_Written problem:_
Below are some entries. Copy each line that holds the string "ROAD".

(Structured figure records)
* * * * * * * * *

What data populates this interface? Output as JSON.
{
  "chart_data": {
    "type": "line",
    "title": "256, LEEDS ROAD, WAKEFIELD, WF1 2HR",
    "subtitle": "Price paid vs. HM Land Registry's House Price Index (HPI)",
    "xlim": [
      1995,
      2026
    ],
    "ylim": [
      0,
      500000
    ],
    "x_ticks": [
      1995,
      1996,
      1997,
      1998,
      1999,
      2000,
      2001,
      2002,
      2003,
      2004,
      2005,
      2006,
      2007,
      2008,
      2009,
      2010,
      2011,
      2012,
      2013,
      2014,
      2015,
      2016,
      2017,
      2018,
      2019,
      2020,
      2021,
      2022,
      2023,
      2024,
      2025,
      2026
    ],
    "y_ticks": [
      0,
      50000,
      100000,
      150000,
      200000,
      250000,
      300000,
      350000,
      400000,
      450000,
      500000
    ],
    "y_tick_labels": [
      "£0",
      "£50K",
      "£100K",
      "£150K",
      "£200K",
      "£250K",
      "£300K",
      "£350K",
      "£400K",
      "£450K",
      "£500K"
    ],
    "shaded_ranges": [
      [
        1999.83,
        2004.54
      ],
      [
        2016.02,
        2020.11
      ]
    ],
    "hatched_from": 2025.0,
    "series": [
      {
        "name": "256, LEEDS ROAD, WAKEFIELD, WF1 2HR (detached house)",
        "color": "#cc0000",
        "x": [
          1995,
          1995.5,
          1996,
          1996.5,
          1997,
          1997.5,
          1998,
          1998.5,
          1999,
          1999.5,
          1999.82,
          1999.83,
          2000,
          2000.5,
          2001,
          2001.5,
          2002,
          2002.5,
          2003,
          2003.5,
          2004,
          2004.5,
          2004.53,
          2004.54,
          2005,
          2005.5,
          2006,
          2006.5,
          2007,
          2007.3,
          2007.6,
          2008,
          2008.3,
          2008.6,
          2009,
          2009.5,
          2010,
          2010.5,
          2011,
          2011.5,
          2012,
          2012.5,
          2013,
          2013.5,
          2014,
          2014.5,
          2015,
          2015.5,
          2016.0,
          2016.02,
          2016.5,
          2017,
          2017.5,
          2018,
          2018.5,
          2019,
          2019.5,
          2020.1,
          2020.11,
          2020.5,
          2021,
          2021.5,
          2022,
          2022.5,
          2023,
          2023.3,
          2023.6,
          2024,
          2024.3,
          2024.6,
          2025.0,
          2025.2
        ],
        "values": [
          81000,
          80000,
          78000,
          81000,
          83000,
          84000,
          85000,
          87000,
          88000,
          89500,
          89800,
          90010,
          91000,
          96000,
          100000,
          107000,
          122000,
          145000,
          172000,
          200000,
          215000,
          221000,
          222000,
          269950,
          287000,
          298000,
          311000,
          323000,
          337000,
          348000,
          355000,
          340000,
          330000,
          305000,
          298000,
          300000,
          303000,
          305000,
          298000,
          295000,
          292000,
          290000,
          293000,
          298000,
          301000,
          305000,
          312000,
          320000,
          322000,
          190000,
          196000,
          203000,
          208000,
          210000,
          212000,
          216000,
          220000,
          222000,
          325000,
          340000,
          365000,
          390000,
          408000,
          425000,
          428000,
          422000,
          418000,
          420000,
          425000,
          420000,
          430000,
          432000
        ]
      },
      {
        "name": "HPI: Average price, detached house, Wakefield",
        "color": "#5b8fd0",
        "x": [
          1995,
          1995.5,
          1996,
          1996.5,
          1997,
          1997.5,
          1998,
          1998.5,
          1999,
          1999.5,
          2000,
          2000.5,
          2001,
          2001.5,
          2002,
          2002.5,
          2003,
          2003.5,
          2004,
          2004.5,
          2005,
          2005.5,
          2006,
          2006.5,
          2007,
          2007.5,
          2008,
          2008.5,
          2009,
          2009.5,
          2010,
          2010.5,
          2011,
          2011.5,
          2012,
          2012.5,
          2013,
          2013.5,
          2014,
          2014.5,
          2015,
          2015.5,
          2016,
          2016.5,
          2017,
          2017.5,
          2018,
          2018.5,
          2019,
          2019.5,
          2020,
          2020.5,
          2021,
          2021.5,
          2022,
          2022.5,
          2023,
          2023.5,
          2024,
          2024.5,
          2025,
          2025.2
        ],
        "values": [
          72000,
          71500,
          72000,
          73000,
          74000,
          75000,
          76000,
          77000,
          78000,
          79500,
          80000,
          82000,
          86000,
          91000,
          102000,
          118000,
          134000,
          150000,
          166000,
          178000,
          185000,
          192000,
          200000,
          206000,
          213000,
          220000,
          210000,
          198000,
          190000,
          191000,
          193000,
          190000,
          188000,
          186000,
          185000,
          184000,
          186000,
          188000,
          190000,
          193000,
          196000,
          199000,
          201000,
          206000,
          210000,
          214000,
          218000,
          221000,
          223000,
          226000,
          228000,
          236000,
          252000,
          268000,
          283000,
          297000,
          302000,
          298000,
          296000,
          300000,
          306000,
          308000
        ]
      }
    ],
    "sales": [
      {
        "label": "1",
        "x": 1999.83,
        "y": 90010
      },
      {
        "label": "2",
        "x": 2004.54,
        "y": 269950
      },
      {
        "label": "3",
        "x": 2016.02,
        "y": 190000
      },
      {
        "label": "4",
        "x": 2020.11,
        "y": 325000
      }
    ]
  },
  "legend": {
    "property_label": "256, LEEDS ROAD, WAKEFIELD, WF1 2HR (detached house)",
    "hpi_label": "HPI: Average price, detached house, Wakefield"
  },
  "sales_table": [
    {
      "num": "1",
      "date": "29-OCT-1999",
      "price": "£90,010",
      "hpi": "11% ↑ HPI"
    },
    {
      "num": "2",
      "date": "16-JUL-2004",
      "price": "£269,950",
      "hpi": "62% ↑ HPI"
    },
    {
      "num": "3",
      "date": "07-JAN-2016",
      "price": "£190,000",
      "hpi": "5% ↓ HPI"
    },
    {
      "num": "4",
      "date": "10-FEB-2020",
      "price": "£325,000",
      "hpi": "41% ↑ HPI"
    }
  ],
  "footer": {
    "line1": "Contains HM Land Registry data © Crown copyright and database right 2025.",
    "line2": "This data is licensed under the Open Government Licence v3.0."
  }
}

* * * * * * * * *

_Output:_
    "title": "256, LEEDS ROAD, WAKEFIELD, WF1 2HR",
        "name": "256, LEEDS ROAD, WAKEFIELD, WF1 2HR (detached house)",
    "property_label": "256, LEEDS ROAD, WAKEFIELD, WF1 2HR (detached house)",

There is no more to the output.